[WORK TO COMPLETE] Render every entry exactly as it appears.

[SUPPLIED INFORMATION]
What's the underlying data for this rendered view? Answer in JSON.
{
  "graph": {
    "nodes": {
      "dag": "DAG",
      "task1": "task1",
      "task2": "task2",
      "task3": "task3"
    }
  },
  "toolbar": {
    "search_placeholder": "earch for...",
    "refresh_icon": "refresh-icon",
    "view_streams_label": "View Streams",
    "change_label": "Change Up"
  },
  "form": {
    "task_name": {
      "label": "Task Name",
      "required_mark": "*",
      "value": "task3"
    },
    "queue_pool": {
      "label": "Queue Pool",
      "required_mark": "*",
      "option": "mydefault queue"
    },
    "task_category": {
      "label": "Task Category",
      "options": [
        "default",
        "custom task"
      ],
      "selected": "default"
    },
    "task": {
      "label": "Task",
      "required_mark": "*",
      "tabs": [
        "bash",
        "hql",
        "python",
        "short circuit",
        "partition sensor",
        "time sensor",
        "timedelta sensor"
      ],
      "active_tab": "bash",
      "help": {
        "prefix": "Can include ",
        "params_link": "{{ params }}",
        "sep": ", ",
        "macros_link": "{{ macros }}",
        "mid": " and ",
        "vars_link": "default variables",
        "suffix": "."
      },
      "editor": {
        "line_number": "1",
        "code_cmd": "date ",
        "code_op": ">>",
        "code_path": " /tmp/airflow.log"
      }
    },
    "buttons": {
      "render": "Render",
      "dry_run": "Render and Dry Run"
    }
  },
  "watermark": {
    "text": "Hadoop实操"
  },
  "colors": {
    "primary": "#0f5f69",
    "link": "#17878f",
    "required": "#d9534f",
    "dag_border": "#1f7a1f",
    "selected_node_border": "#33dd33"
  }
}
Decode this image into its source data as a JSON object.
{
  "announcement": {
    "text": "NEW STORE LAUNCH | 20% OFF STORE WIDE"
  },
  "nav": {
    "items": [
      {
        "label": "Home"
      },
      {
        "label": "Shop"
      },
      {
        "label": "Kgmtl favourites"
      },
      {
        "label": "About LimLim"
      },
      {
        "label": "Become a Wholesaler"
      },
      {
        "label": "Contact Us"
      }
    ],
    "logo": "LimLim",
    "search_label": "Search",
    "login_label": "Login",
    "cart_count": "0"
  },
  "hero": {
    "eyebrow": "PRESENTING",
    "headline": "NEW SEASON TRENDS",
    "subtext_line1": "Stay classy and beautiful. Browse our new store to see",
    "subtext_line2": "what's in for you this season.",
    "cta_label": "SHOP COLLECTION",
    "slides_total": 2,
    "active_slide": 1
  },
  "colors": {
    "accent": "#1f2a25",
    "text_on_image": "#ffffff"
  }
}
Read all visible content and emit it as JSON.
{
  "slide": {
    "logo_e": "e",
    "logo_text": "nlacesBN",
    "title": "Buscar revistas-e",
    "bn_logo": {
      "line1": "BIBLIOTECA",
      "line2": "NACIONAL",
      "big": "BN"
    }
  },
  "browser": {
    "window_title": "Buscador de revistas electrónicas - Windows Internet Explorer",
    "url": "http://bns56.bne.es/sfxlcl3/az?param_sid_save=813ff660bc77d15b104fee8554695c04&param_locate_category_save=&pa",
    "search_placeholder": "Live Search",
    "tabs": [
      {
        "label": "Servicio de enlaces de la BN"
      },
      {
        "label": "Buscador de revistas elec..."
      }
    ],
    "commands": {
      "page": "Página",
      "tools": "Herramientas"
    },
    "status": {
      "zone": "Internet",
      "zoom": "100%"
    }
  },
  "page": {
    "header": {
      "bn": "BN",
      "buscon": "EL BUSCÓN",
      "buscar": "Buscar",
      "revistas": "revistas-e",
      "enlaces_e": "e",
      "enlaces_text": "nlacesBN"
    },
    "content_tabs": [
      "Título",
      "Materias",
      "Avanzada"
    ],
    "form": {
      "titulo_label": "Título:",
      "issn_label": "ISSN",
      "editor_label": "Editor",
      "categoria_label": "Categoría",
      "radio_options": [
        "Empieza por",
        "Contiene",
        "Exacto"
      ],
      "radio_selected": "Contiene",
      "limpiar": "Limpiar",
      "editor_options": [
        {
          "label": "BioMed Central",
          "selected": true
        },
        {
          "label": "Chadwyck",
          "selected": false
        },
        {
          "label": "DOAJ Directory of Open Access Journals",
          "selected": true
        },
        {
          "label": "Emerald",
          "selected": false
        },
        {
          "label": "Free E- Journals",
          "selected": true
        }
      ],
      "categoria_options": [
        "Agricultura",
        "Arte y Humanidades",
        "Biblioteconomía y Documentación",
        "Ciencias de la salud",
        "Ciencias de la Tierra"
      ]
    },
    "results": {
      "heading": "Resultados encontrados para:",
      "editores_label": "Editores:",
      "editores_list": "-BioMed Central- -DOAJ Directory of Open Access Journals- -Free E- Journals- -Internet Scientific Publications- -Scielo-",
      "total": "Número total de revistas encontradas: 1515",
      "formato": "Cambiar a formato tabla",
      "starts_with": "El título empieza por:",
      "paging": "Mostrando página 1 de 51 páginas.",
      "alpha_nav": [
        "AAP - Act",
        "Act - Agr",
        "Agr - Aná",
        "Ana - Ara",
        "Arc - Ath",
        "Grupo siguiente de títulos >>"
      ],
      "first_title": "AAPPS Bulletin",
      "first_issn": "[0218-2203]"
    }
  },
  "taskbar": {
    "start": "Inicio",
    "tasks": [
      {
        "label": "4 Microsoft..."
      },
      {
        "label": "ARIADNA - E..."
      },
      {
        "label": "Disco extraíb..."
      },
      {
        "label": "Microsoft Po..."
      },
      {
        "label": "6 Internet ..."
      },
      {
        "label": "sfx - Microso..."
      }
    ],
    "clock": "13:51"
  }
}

[WRITTEN RESPONSE]
What's the underlying data for this rendered view? Answer in JSON.
{
  "graph": {
    "nodes": {
      "dag": "DAG",
      "task1": "task1",
      "task2": "task2",
      "task3": "task3"
    }
  },
  "toolbar": {
    "search_placeholder": "earch for...",
    "refresh_icon": "refresh-icon",
    "view_streams_label": "View Streams",
    "change_label": "Change Up"
  },
  "form": {
    "task_name": {
      "label": "Task Name",
      "required_mark": "*",
      "value": "task3"
    },
    "queue_pool": {
      "label": "Queue Pool",
      "required_mark": "*",
      "option": "mydefault queue"
    },
    "task_category": {
      "label": "Task Category",
      "options": [
        "default",
        "custom task"
      ],
      "selected": "default"
    },
    "task": {
      "label": "Task",
      "required_mark": "*",
      "tabs": [
        "bash",
        "hql",
        "python",
        "short circuit",
        "partition sensor",
        "time sensor",
        "timedelta sensor"
      ],
      "active_tab": "bash",
      "help": {
        "prefix": "Can include ",
        "params_link": "{{ params }}",
        "sep": ", ",
        "macros_link": "{{ macros }}",
        "mid": " and ",
        "vars_link": "default variables",
        "suffix": "."
      },
      "editor": {
        "line_number": "1",
        "code_cmd": "date ",
        "code_op": ">>",
        "code_path": " /tmp/airflow.log"
      }
    },
    "buttons": {
      "render": "Render",
      "dry_run": "Render and Dry Run"
    }
  },
  "watermark": {
    "text": "Hadoop实操"
  },
  "colors": {
    "primary": "#0f5f69",
    "link": "#17878f",
    "required": "#d9534f",
    "dag_border": "#1f7a1f",
    "selected_node_border": "#33dd33"
  }
}
Decode this image into its source data as a JSON object.
{
  "announcement": {
    "text": "NEW STORE LAUNCH | 20% OFF STORE WIDE"
  },
  "nav": {
    "items": [
      {
        "label": "Home"
      },
      {
        "label": "Shop"
      },
      {
        "label": "Kgmtl favourites"
      },
      {
        "label": "About LimLim"
      },
      {
        "label": "Become a Wholesaler"
      },
      {
        "label": "Contact Us"
      }
    ],
    "logo": "LimLim",
    "search_label": "Search",
    "login_label": "Login",
    "cart_count": "0"
  },
  "hero": {
    "eyebrow": "PRESENTING",
    "headline": "NEW SEASON TRENDS",
    "subtext_line1": "Stay classy and beautiful. Browse our new store to see",
    "subtext_line2": "what's in for you this season.",
    "cta_label": "SHOP COLLECTION",
    "slides_total": 2,
    "active_slide": 1
  },
  "colors": {
    "accent": "#1f2a25",
    "text_on_image": "#ffffff"
  }
}
Read all visible content and emit it as JSON.
{
  "slide": {
    "logo_e": "e",
    "logo_text": "nlacesBN",
    "title": "Buscar revistas-e",
    "bn_logo": {
      "line1": "BIBLIOTECA",
      "line2": "NACIONAL",
      "big": "BN"
    }
  },
  "browser": {
    "window_title": "Buscador de revistas electrónicas - Windows Internet Explorer",
    "url": "http://bns56.bne.es/sfxlcl3/az?param_sid_save=813ff660bc77d15b104fee8554695c04&param_locate_category_save=&pa",
    "search_placeholder": "Live Search",
    "tabs": [
      {
        "label": "Servicio de enlaces de la BN"
      },
      {
        "label": "Buscador de revistas elec..."
      }
    ],
    "commands": {
      "page": "Página",
      "tools": "Herramientas"
    },
    "status": {
      "zone": "Internet",
      "zoom": "100%"
    }
  },
  "page": {
    "header": {
      "bn": "BN",
      "buscon": "EL BUSCÓN",
      "buscar": "Buscar",
      "revistas": "revistas-e",
      "enlaces_e": "e",
      "enlaces_text": "nlacesBN"
    },
    "content_tabs": [
      "Título",
      "Materias",
      "Avanzada"
    ],
    "form": {
      "titulo_label": "Título:",
      "issn_label": "ISSN",
      "editor_label": "Editor",
      "categoria_label": "Categoría",
      "radio_options": [
        "Empieza por",
        "Contiene",
        "Exacto"
      ],
      "radio_selected": "Contiene",
      "limpiar": "Limpiar",
      "editor_options": [
        {
          "label": "BioMed Central",
          "selected": true
        },
        {
          "label": "Chadwyck",
          "selected": false
        },
        {
          "label": "DOAJ Directory of Open Access Journals",
          "selected": true
        },
        {
          "label": "Emerald",
          "selected": false
        },
        {
          "label": "Free E- Journals",
          "selected": true
        }
      ],
      "categoria_options": [
        "Agricultura",
        "Arte y Humanidades",
        "Biblioteconomía y Documentación",
        "Ciencias de la salud",
        "Ciencias de la Tierra"
      ]
    },
    "results": {
      "heading": "Resultados encontrados para:",
      "editores_label": "Editores:",
      "editores_list": "-BioMed Central- -DOAJ Directory of Open Access Journals- -Free E- Journals- -Internet Scientific Publications- -Scielo-",
      "total": "Número total de revistas encontradas: 1515",
      "formato": "Cambiar a formato tabla",
      "starts_with": "El título empieza por:",
      "paging": "Mostrando página 1 de 51 páginas.",
      "alpha_nav": [
        "AAP - Act",
        "Act - Agr",
        "Agr - Aná",
        "Ana - Ara",
        "Arc - Ath",
        "Grupo siguiente de títulos >>"
      ],
      "first_title": "AAPPS Bulletin",
      "first_issn": "[0218-2203]"
    }
  },
  "taskbar": {
    "start": "Inicio",
    "tasks": [
      {
        "label": "4 Microsoft..."
      },
      {
        "label": "ARIADNA - E..."
      },
      {
        "label": "Disco extraíb..."
      },
      {
        "label": "Microsoft Po..."
      },
      {
        "label": "6 Internet ..."
      },
      {
        "label": "sfx - Microso..."
      }
    ],
    "clock": "13:51"
  }
}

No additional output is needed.